EXERCISE TASK: The records below hold pictures; please leave those out and retype the rest exactly.

SOURCE DATA:
## Start
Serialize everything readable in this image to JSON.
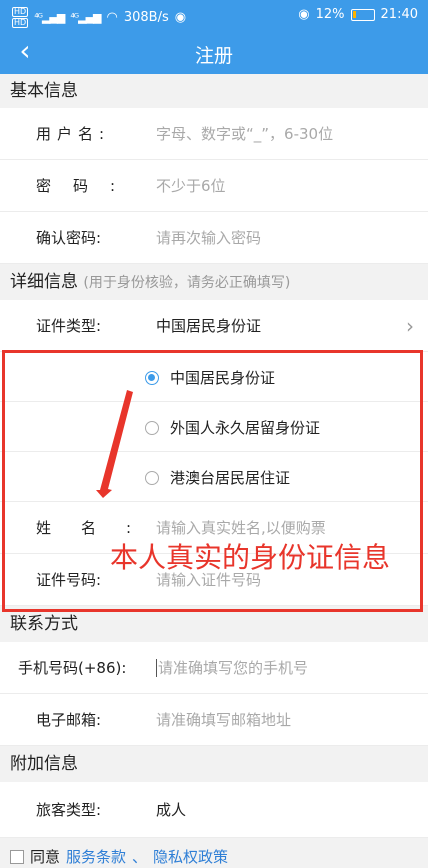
{
  "status": {
    "speed": "308B/s",
    "battery": "12%",
    "time": "21:40"
  },
  "nav": {
    "back": "‹",
    "title": "注册"
  },
  "sections": {
    "basic": "基本信息",
    "detail": "详细信息",
    "detail_hint": "(用于身份核验，请务必正确填写)",
    "contact": "联系方式",
    "extra": "附加信息"
  },
  "fields": {
    "username": {
      "label": "用户名:",
      "placeholder": "字母、数字或“_”，6-30位"
    },
    "password": {
      "label": "密码:",
      "placeholder": "不少于6位"
    },
    "confirm": {
      "label": "确认密码:",
      "placeholder": "请再次输入密码"
    },
    "id_type": {
      "label": "证件类型:",
      "value": "中国居民身份证"
    },
    "name": {
      "label": "姓名:",
      "placeholder": "请输入真实姓名,以便购票"
    },
    "id_number": {
      "label": "证件号码:",
      "placeholder": "请输入证件号码"
    },
    "phone": {
      "label": "手机号码(+86):",
      "placeholder": "请准确填写您的手机号"
    },
    "email": {
      "label": "电子邮箱:",
      "placeholder": "请准确填写邮箱地址"
    },
    "passenger": {
      "label": "旅客类型:",
      "value": "成人"
    }
  },
  "id_options": [
    {
      "label": "中国居民身份证",
      "selected": true
    },
    {
      "label": "外国人永久居留身份证",
      "selected": false
    },
    {
      "label": "港澳台居民居住证",
      "selected": false
    }
  ],
  "annotation": "本人真实的身份证信息",
  "agree": {
    "prefix": "同意",
    "terms": "服务条款",
    "sep": "、",
    "privacy": "隐私权政策"
  },
  "colors": {
    "accent": "#3d9be9",
    "annotation": "#e8352b",
    "link": "#2f7fd6"
  }
}
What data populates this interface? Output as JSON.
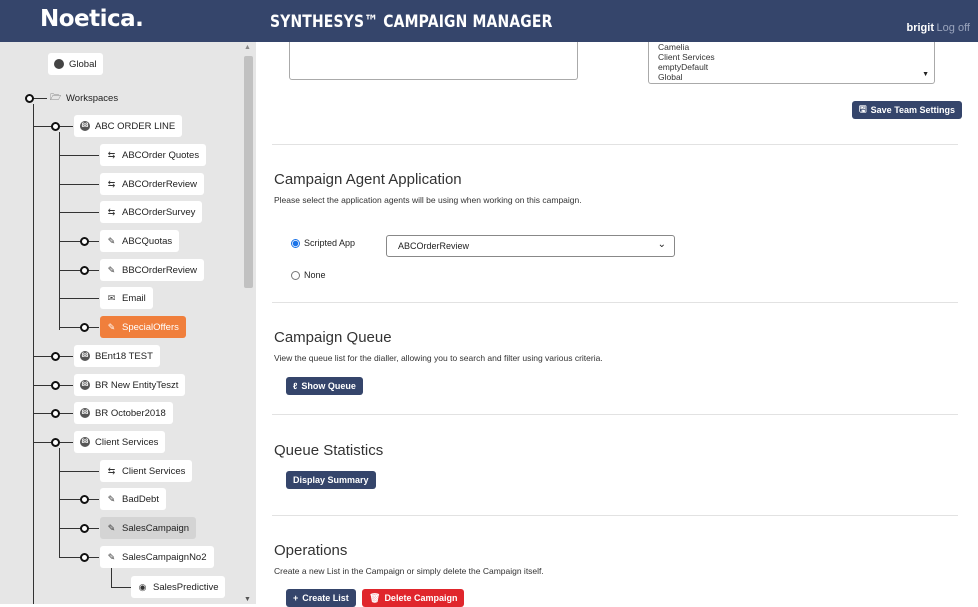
{
  "header": {
    "brand": "Noetica.",
    "app_title": "SYNTHESYS™ CAMPAIGN MANAGER",
    "user": "brigit",
    "logoff": "Log off"
  },
  "sidebar": {
    "global": "Global",
    "workspaces": "Workspaces",
    "abc_order_line": "ABC ORDER LINE",
    "abc_children": [
      "ABCOrder Quotes",
      "ABCOrderReview",
      "ABCOrderSurvey",
      "ABCQuotas",
      "BBCOrderReview",
      "Email",
      "SpecialOffers"
    ],
    "bent18": "BEnt18 TEST",
    "br_new": "BR New EntityTeszt",
    "br_oct": "BR October2018",
    "client_services": "Client Services",
    "cs_children": [
      "Client Services",
      "BadDebt",
      "SalesCampaign",
      "SalesCampaignNo2"
    ],
    "sales_predictive": "SalesPredictive"
  },
  "team": {
    "list_items": [
      "Camelia",
      "Client Services",
      "emptyDefault",
      "Global"
    ],
    "save_label": "Save Team Settings"
  },
  "agent_app": {
    "title": "Campaign Agent Application",
    "description": "Please select the application agents will be using when working on this campaign.",
    "scripted_label": "Scripted App",
    "selected_app": "ABCOrderReview",
    "none_label": "None"
  },
  "queue": {
    "title": "Campaign Queue",
    "description": "View the queue list for the dialler, allowing you to search and filter using various criteria.",
    "button": "Show Queue"
  },
  "stats": {
    "title": "Queue Statistics",
    "button": "Display Summary"
  },
  "operations": {
    "title": "Operations",
    "description": "Create a new List in the Campaign or simply delete the Campaign itself.",
    "create_label": "Create List",
    "delete_label": "Delete Campaign"
  },
  "colors": {
    "header": "#35456b",
    "active_node": "#f07f3c",
    "danger": "#e0262c"
  }
}
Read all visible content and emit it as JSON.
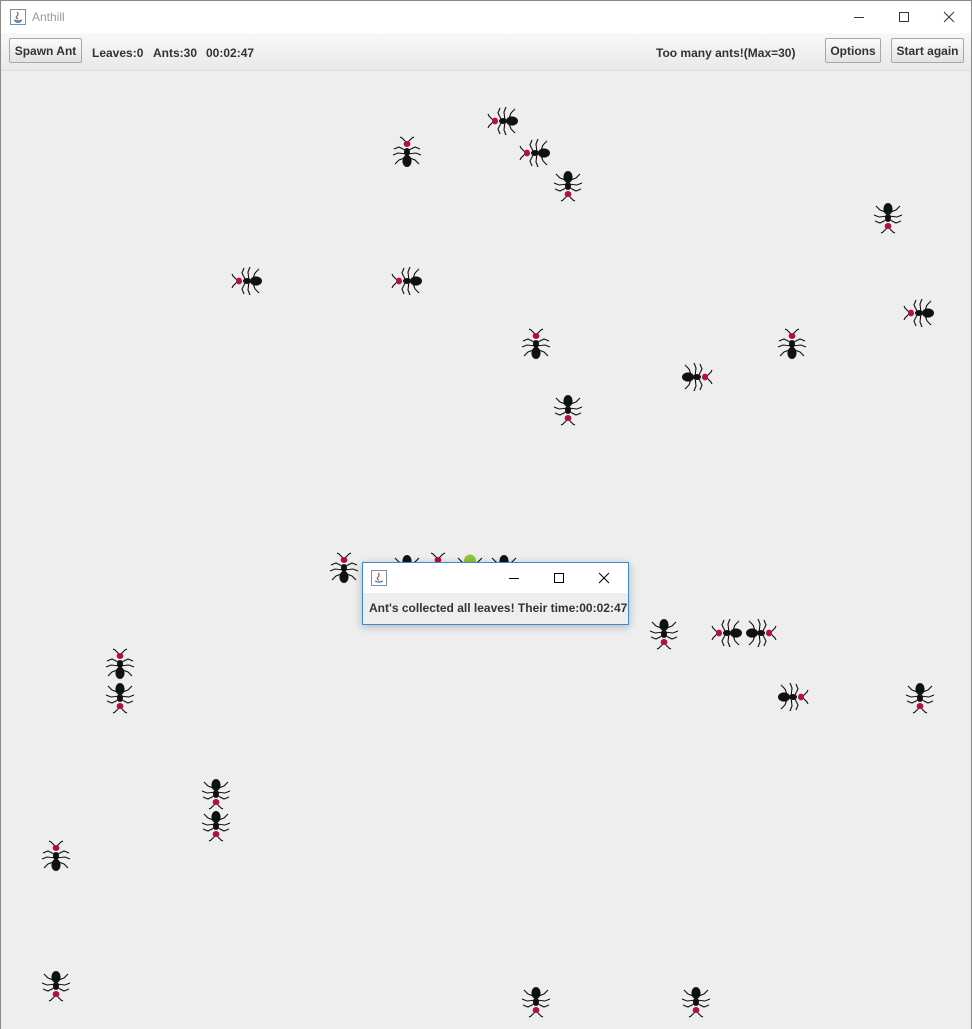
{
  "window": {
    "title": "Anthill"
  },
  "toolbar": {
    "spawn_label": "Spawn Ant",
    "leaves_text": "Leaves:0",
    "ants_text": "Ants:30",
    "timer_text": "00:02:47",
    "status_text": "Too many ants!(Max=30)",
    "options_label": "Options",
    "start_again_label": "Start again"
  },
  "dialog": {
    "title": "",
    "message": "Ant's collected all leaves! Their time:00:02:47"
  },
  "colors": {
    "ant_body": "#111111",
    "ant_head": "#b0103a",
    "ant_carrying_leaf": "#8fc43c",
    "ant_queen": "#f0c020"
  },
  "ants": [
    {
      "id": 1,
      "dir": "left"
    },
    {
      "id": 2,
      "dir": "up"
    },
    {
      "id": 3,
      "dir": "left"
    },
    {
      "id": 4,
      "dir": "down"
    },
    {
      "id": 5,
      "dir": "down"
    },
    {
      "id": 6,
      "dir": "left"
    },
    {
      "id": 7,
      "dir": "left"
    },
    {
      "id": 8,
      "dir": "left"
    },
    {
      "id": 9,
      "dir": "up"
    },
    {
      "id": 10,
      "dir": "up"
    },
    {
      "id": 11,
      "dir": "right"
    },
    {
      "id": 12,
      "dir": "down"
    },
    {
      "id": 13,
      "dir": "up"
    },
    {
      "id": 14,
      "dir": "down"
    },
    {
      "id": 15,
      "dir": "left"
    },
    {
      "id": 16,
      "dir": "right"
    },
    {
      "id": 17,
      "dir": "up"
    },
    {
      "id": 18,
      "dir": "down"
    },
    {
      "id": 19,
      "dir": "right"
    },
    {
      "id": 20,
      "dir": "down"
    },
    {
      "id": 21,
      "dir": "down"
    },
    {
      "id": 22,
      "dir": "down"
    },
    {
      "id": 23,
      "dir": "up"
    },
    {
      "id": 24,
      "dir": "down"
    },
    {
      "id": 25,
      "dir": "down"
    },
    {
      "id": 26,
      "dir": "down"
    },
    {
      "id": 27,
      "dir": "down"
    },
    {
      "id": 28,
      "dir": "up"
    },
    {
      "id": 29,
      "dir": "down",
      "carrying_leaf": true
    },
    {
      "id": 30,
      "dir": "down"
    }
  ]
}
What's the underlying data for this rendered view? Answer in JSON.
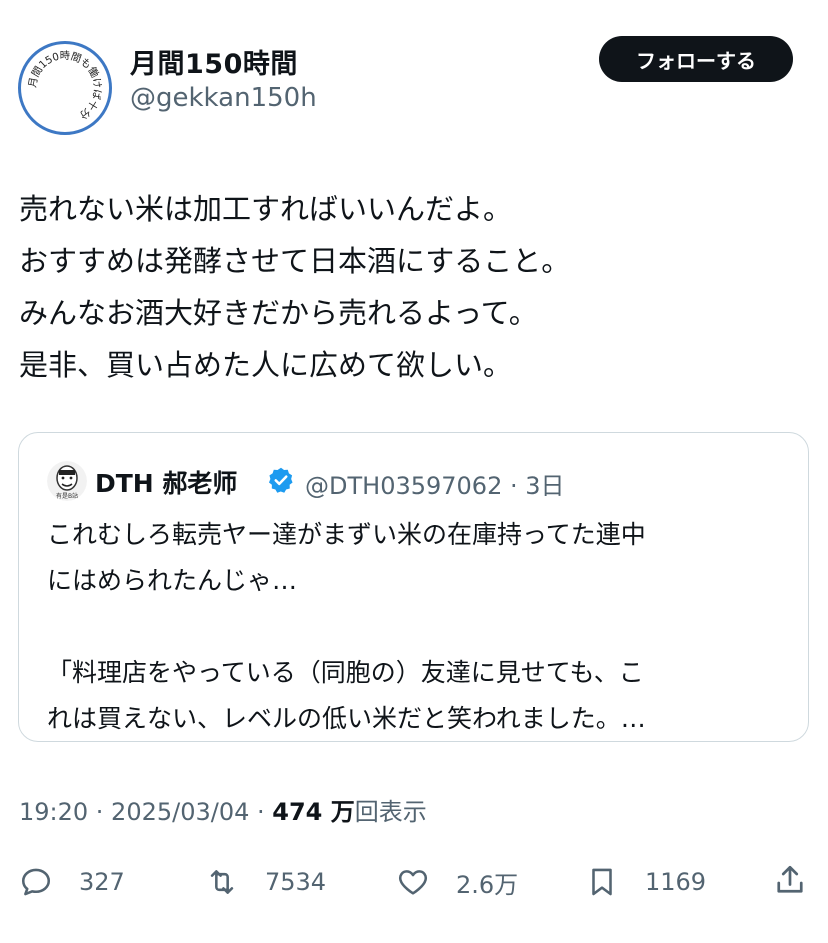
{
  "header": {
    "display_name": "月間150時間",
    "handle": "@gekkan150h",
    "follow_label": "フォローする",
    "avatar_text": "月間150時間も働けば十分"
  },
  "tweet": {
    "lines": [
      "売れない米は加工すればいいんだよ。",
      "おすすめは発酵させて日本酒にすること。",
      "みんなお酒大好きだから売れるよって。",
      "是非、買い占めた人に広めて欲しい。"
    ]
  },
  "quote": {
    "name": "DTH 郝老师",
    "handle_time": "@DTH03597062 · 3日",
    "avatar_caption": "有是B站",
    "lines": [
      "これむしろ転売ヤー達がまずい米の在庫持ってた連中",
      "にはめられたんじゃ…",
      "",
      "「料理店をやっている（同胞の）友達に見せても、こ",
      "れは買えない、レベルの低い米だと笑われました。…"
    ]
  },
  "meta": {
    "time_date": "19:20 · 2025/03/04 · ",
    "views_count": "474 万",
    "views_label": "回表示"
  },
  "actions": {
    "replies": "327",
    "retweets": "7534",
    "likes": "2.6万",
    "bookmarks": "1169"
  },
  "colors": {
    "text": "#0f1419",
    "secondary": "#536471",
    "border": "#cfd9de",
    "verified": "#1d9bf0",
    "avatar_ring": "#3d78c4"
  }
}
## End
EXPECTED ANSWER:
Serialize everything readable in this image to JSON.
{
  "status": {
    "speed": "308B/s",
    "battery": "12%",
    "time": "21:40"
  },
  "nav": {
    "back": "‹",
    "title": "注册"
  },
  "sections": {
    "basic": "基本信息",
    "detail": "详细信息",
    "detail_hint": "(用于身份核验，请务必正确填写)",
    "contact": "联系方式",
    "extra": "附加信息"
  },
  "fields": {
    "username": {
      "label": "用户名:",
      "placeholder": "字母、数字或“_”，6-30位"
    },
    "password": {
      "label": "密码:",
      "placeholder": "不少于6位"
    },
    "confirm": {
      "label": "确认密码:",
      "placeholder": "请再次输入密码"
    },
    "id_type": {
      "label": "证件类型:",
      "value": "中国居民身份证"
    },
    "name": {
      "label": "姓名:",
      "placeholder": "请输入真实姓名,以便购票"
    },
    "id_number": {
      "label": "证件号码:",
      "placeholder": "请输入证件号码"
    },
    "phone": {
      "label": "手机号码(+86):",
      "placeholder": "请准确填写您的手机号"
    },
    "email": {
      "label": "电子邮箱:",
      "placeholder": "请准确填写邮箱地址"
    },
    "passenger": {
      "label": "旅客类型:",
      "value": "成人"
    }
  },
  "id_options": [
    {
      "label": "中国居民身份证",
      "selected": true
    },
    {
      "label": "外国人永久居留身份证",
      "selected": false
    },
    {
      "label": "港澳台居民居住证",
      "selected": false
    }
  ],
  "annotation": "本人真实的身份证信息",
  "agree": {
    "prefix": "同意",
    "terms": "服务条款",
    "sep": "、",
    "privacy": "隐私权政策"
  },
  "colors": {
    "accent": "#3d9be9",
    "annotation": "#e8352b",
    "link": "#2f7fd6"
  }
}
What data populates this interface? Output as JSON.
{
  "header": {
    "brand": "Noetica.",
    "app_title": "SYNTHESYS™ CAMPAIGN MANAGER",
    "user": "brigit",
    "logoff": "Log off"
  },
  "sidebar": {
    "global": "Global",
    "workspaces": "Workspaces",
    "abc_order_line": "ABC ORDER LINE",
    "abc_children": [
      "ABCOrder Quotes",
      "ABCOrderReview",
      "ABCOrderSurvey",
      "ABCQuotas",
      "BBCOrderReview",
      "Email",
      "SpecialOffers"
    ],
    "bent18": "BEnt18 TEST",
    "br_new": "BR New EntityTeszt",
    "br_oct": "BR October2018",
    "client_services": "Client Services",
    "cs_children": [
      "Client Services",
      "BadDebt",
      "SalesCampaign",
      "SalesCampaignNo2"
    ],
    "sales_predictive": "SalesPredictive"
  },
  "team": {
    "list_items": [
      "Camelia",
      "Client Services",
      "emptyDefault",
      "Global"
    ],
    "save_label": "Save Team Settings"
  },
  "agent_app": {
    "title": "Campaign Agent Application",
    "description": "Please select the application agents will be using when working on this campaign.",
    "scripted_label": "Scripted App",
    "selected_app": "ABCOrderReview",
    "none_label": "None"
  },
  "queue": {
    "title": "Campaign Queue",
    "description": "View the queue list for the dialler, allowing you to search and filter using various criteria.",
    "button": "Show Queue"
  },
  "stats": {
    "title": "Queue Statistics",
    "button": "Display Summary"
  },
  "operations": {
    "title": "Operations",
    "description": "Create a new List in the Campaign or simply delete the Campaign itself.",
    "create_label": "Create List",
    "delete_label": "Delete Campaign"
  },
  "colors": {
    "header": "#35456b",
    "active_node": "#f07f3c",
    "danger": "#e0262c"
  }
}
Read all visible content and emit it as JSON.
{
  "window": {
    "title": "Anthill"
  },
  "toolbar": {
    "spawn_label": "Spawn Ant",
    "leaves_text": "Leaves:0",
    "ants_text": "Ants:30",
    "timer_text": "00:02:47",
    "status_text": "Too many ants!(Max=30)",
    "options_label": "Options",
    "start_again_label": "Start again"
  },
  "dialog": {
    "title": "",
    "message": "Ant's collected all leaves! Their time:00:02:47"
  },
  "colors": {
    "ant_body": "#111111",
    "ant_head": "#b0103a",
    "ant_carrying_leaf": "#8fc43c",
    "ant_queen": "#f0c020"
  },
  "ants": [
    {
      "id": 1,
      "dir": "left"
    },
    {
      "id": 2,
      "dir": "up"
    },
    {
      "id": 3,
      "dir": "left"
    },
    {
      "id": 4,
      "dir": "down"
    },
    {
      "id": 5,
      "dir": "down"
    },
    {
      "id": 6,
      "dir": "left"
    },
    {
      "id": 7,
      "dir": "left"
    },
    {
      "id": 8,
      "dir": "left"
    },
    {
      "id": 9,
      "dir": "up"
    },
    {
      "id": 10,
      "dir": "up"
    },
    {
      "id": 11,
      "dir": "right"
    },
    {
      "id": 12,
      "dir": "down"
    },
    {
      "id": 13,
      "dir": "up"
    },
    {
      "id": 14,
      "dir": "down"
    },
    {
      "id": 15,
      "dir": "left"
    },
    {
      "id": 16,
      "dir": "right"
    },
    {
      "id": 17,
      "dir": "up"
    },
    {
      "id": 18,
      "dir": "down"
    },
    {
      "id": 19,
      "dir": "right"
    },
    {
      "id": 20,
      "dir": "down"
    },
    {
      "id": 21,
      "dir": "down"
    },
    {
      "id": 22,
      "dir": "down"
    },
    {
      "id": 23,
      "dir": "up"
    },
    {
      "id": 24,
      "dir": "down"
    },
    {
      "id": 25,
      "dir": "down"
    },
    {
      "id": 26,
      "dir": "down"
    },
    {
      "id": 27,
      "dir": "down"
    },
    {
      "id": 28,
      "dir": "up"
    },
    {
      "id": 29,
      "dir": "down",
      "carrying_leaf": true
    },
    {
      "id": 30,
      "dir": "down"
    }
  ]
}
What's the underlying data for this rendered view? Answer in JSON.
{
  "header": {
    "display_name": "月間150時間",
    "handle": "@gekkan150h",
    "follow_label": "フォローする",
    "avatar_text": "月間150時間も働けば十分"
  },
  "tweet": {
    "lines": [
      "売れない米は加工すればいいんだよ。",
      "おすすめは発酵させて日本酒にすること。",
      "みんなお酒大好きだから売れるよって。",
      "是非、買い占めた人に広めて欲しい。"
    ]
  },
  "quote": {
    "name": "DTH 郝老师",
    "handle_time": "@DTH03597062 · 3日",
    "avatar_caption": "有是B站",
    "lines": [
      "これむしろ転売ヤー達がまずい米の在庫持ってた連中",
      "にはめられたんじゃ…",
      "",
      "「料理店をやっている（同胞の）友達に見せても、こ",
      "れは買えない、レベルの低い米だと笑われました。…"
    ]
  },
  "meta": {
    "time_date": "19:20 · 2025/03/04 · ",
    "views_count": "474 万",
    "views_label": "回表示"
  },
  "actions": {
    "replies": "327",
    "retweets": "7534",
    "likes": "2.6万",
    "bookmarks": "1169"
  },
  "colors": {
    "text": "#0f1419",
    "secondary": "#536471",
    "border": "#cfd9de",
    "verified": "#1d9bf0",
    "avatar_ring": "#3d78c4"
  }
}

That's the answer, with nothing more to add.